- **EXERCISE BRIEF**:
Print the entire listing. Each line must match the original exactly.

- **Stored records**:
+++

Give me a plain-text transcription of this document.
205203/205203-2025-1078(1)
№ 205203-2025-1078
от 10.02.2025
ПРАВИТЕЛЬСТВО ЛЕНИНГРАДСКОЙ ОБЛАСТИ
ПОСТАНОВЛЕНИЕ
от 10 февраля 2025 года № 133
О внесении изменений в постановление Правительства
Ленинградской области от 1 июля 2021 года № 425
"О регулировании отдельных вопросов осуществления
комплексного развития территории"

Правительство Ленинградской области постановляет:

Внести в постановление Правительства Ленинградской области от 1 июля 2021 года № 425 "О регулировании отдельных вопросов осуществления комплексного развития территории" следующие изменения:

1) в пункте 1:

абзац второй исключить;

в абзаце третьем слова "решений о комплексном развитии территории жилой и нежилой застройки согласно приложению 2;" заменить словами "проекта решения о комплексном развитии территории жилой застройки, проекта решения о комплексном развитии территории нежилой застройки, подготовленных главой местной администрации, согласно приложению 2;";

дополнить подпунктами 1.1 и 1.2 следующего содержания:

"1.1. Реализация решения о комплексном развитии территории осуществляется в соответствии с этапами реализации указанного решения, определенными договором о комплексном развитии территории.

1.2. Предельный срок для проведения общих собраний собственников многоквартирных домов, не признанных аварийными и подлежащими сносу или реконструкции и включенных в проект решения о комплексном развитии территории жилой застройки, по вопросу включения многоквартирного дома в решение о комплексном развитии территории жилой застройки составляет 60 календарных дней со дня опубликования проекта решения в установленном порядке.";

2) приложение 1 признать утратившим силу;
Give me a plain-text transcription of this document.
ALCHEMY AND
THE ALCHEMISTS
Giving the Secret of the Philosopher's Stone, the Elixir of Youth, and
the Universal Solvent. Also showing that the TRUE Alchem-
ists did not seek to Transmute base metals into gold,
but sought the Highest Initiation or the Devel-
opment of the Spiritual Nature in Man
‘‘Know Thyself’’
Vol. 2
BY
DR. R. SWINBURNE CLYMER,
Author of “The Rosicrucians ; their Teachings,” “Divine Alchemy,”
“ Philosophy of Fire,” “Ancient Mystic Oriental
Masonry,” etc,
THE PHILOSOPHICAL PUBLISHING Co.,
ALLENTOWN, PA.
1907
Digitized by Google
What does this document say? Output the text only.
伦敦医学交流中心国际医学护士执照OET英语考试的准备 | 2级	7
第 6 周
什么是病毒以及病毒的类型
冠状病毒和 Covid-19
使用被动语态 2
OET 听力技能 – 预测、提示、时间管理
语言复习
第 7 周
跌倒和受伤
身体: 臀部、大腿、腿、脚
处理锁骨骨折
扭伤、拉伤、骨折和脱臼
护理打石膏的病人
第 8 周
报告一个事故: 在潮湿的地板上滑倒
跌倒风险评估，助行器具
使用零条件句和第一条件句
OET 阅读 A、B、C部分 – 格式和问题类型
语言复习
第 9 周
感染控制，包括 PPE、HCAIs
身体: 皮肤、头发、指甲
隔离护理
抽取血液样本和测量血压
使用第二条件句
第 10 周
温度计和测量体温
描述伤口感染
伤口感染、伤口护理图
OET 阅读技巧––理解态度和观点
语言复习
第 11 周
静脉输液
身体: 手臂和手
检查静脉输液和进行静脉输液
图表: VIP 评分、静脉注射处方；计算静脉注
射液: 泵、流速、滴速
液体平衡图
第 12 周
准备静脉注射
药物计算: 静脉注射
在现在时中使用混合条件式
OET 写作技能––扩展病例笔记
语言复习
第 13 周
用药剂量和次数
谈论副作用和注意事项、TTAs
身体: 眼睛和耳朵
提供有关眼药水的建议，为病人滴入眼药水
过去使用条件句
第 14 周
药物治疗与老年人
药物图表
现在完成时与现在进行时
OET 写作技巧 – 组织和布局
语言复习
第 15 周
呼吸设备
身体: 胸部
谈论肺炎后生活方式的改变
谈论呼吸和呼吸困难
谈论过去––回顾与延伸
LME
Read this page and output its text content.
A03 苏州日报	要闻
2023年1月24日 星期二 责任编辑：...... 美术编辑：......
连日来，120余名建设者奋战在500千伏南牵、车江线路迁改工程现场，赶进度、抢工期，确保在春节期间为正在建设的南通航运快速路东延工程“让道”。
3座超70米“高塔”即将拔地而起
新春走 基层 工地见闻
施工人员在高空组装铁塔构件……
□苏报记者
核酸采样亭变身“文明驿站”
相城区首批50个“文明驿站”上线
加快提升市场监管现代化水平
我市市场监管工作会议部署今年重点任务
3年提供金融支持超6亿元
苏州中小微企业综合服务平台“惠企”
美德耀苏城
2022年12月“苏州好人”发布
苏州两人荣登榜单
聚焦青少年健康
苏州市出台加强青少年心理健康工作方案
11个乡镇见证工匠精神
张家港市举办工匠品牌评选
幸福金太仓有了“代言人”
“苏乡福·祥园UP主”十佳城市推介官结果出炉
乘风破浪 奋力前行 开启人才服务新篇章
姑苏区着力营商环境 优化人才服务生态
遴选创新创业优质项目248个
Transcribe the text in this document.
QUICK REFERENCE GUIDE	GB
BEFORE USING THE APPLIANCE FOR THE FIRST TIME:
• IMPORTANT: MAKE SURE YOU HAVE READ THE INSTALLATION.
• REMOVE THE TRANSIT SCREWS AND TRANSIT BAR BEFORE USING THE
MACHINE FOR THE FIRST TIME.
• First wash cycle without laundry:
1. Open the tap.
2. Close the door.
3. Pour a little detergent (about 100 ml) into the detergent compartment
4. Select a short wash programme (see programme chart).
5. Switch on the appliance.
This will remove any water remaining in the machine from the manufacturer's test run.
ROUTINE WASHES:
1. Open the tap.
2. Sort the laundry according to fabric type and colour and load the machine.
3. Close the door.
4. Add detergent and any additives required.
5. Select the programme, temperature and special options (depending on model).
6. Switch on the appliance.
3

+++

- **SOLUTION TO THE PROBLEM**:
Give me a plain-text transcription of this document.
205203/205203-2025-1078(1)
№ 205203-2025-1078
от 10.02.2025
ПРАВИТЕЛЬСТВО ЛЕНИНГРАДСКОЙ ОБЛАСТИ
ПОСТАНОВЛЕНИЕ
от 10 февраля 2025 года № 133
О внесении изменений в постановление Правительства
Ленинградской области от 1 июля 2021 года № 425
"О регулировании отдельных вопросов осуществления
комплексного развития территории"

Правительство Ленинградской области постановляет:

Внести в постановление Правительства Ленинградской области от 1 июля 2021 года № 425 "О регулировании отдельных вопросов осуществления комплексного развития территории" следующие изменения:

1) в пункте 1:

абзац второй исключить;

в абзаце третьем слова "решений о комплексном развитии территории жилой и нежилой застройки согласно приложению 2;" заменить словами "проекта решения о комплексном развитии территории жилой застройки, проекта решения о комплексном развитии территории нежилой застройки, подготовленных главой местной администрации, согласно приложению 2;";

дополнить подпунктами 1.1 и 1.2 следующего содержания:

"1.1. Реализация решения о комплексном развитии территории осуществляется в соответствии с этапами реализации указанного решения, определенными договором о комплексном развитии территории.

1.2. Предельный срок для проведения общих собраний собственников многоквартирных домов, не признанных аварийными и подлежащими сносу или реконструкции и включенных в проект решения о комплексном развитии территории жилой застройки, по вопросу включения многоквартирного дома в решение о комплексном развитии территории жилой застройки составляет 60 календарных дней со дня опубликования проекта решения в установленном порядке.";

2) приложение 1 признать утратившим силу;
Give me a plain-text transcription of this document.
ALCHEMY AND
THE ALCHEMISTS
Giving the Secret of the Philosopher's Stone, the Elixir of Youth, and
the Universal Solvent. Also showing that the TRUE Alchem-
ists did not seek to Transmute base metals into gold,
but sought the Highest Initiation or the Devel-
opment of the Spiritual Nature in Man
‘‘Know Thyself’’
Vol. 2
BY
DR. R. SWINBURNE CLYMER,
Author of “The Rosicrucians ; their Teachings,” “Divine Alchemy,”
“ Philosophy of Fire,” “Ancient Mystic Oriental
Masonry,” etc,
THE PHILOSOPHICAL PUBLISHING Co.,
ALLENTOWN, PA.
1907
Digitized by Google
What does this document say? Output the text only.
伦敦医学交流中心国际医学护士执照OET英语考试的准备 | 2级	7
第 6 周
什么是病毒以及病毒的类型
冠状病毒和 Covid-19
使用被动语态 2
OET 听力技能 – 预测、提示、时间管理
语言复习
第 7 周
跌倒和受伤
身体: 臀部、大腿、腿、脚
处理锁骨骨折
扭伤、拉伤、骨折和脱臼
护理打石膏的病人
第 8 周
报告一个事故: 在潮湿的地板上滑倒
跌倒风险评估，助行器具
使用零条件句和第一条件句
OET 阅读 A、B、C部分 – 格式和问题类型
语言复习
第 9 周
感染控制，包括 PPE、HCAIs
身体: 皮肤、头发、指甲
隔离护理
抽取血液样本和测量血压
使用第二条件句
第 10 周
温度计和测量体温
描述伤口感染
伤口感染、伤口护理图
OET 阅读技巧––理解态度和观点
语言复习
第 11 周
静脉输液
身体: 手臂和手
检查静脉输液和进行静脉输液
图表: VIP 评分、静脉注射处方；计算静脉注
射液: 泵、流速、滴速
液体平衡图
第 12 周
准备静脉注射
药物计算: 静脉注射
在现在时中使用混合条件式
OET 写作技能––扩展病例笔记
语言复习
第 13 周
用药剂量和次数
谈论副作用和注意事项、TTAs
身体: 眼睛和耳朵
提供有关眼药水的建议，为病人滴入眼药水
过去使用条件句
第 14 周
药物治疗与老年人
药物图表
现在完成时与现在进行时
OET 写作技巧 – 组织和布局
语言复习
第 15 周
呼吸设备
身体: 胸部
谈论肺炎后生活方式的改变
谈论呼吸和呼吸困难
谈论过去––回顾与延伸
LME
Read this page and output its text content.
A03 苏州日报	要闻
2023年1月24日 星期二 责任编辑：...... 美术编辑：......
连日来，120余名建设者奋战在500千伏南牵、车江线路迁改工程现场，赶进度、抢工期，确保在春节期间为正在建设的南通航运快速路东延工程“让道”。
3座超70米“高塔”即将拔地而起
新春走 基层 工地见闻
施工人员在高空组装铁塔构件……
□苏报记者
核酸采样亭变身“文明驿站”
相城区首批50个“文明驿站”上线
加快提升市场监管现代化水平
我市市场监管工作会议部署今年重点任务
3年提供金融支持超6亿元
苏州中小微企业综合服务平台“惠企”
美德耀苏城
2022年12月“苏州好人”发布
苏州两人荣登榜单
聚焦青少年健康
苏州市出台加强青少年心理健康工作方案
11个乡镇见证工匠精神
张家港市举办工匠品牌评选
幸福金太仓有了“代言人”
“苏乡福·祥园UP主”十佳城市推介官结果出炉
乘风破浪 奋力前行 开启人才服务新篇章
姑苏区着力营商环境 优化人才服务生态
遴选创新创业优质项目248个
Transcribe the text in this document.
QUICK REFERENCE GUIDE	GB
BEFORE USING THE APPLIANCE FOR THE FIRST TIME:
• IMPORTANT: MAKE SURE YOU HAVE READ THE INSTALLATION.
• REMOVE THE TRANSIT SCREWS AND TRANSIT BAR BEFORE USING THE
MACHINE FOR THE FIRST TIME.
• First wash cycle without laundry:
1. Open the tap.
2. Close the door.
3. Pour a little detergent (about 100 ml) into the detergent compartment
4. Select a short wash programme (see programme chart).
5. Switch on the appliance.
This will remove any water remaining in the machine from the manufacturer's test run.
ROUTINE WASHES:
1. Open the tap.
2. Sort the laundry according to fabric type and colour and load the machine.
3. Close the door.
4. Add detergent and any additives required.
5. Select the programme, temperature and special options (depending on model).
6. Switch on the appliance.
3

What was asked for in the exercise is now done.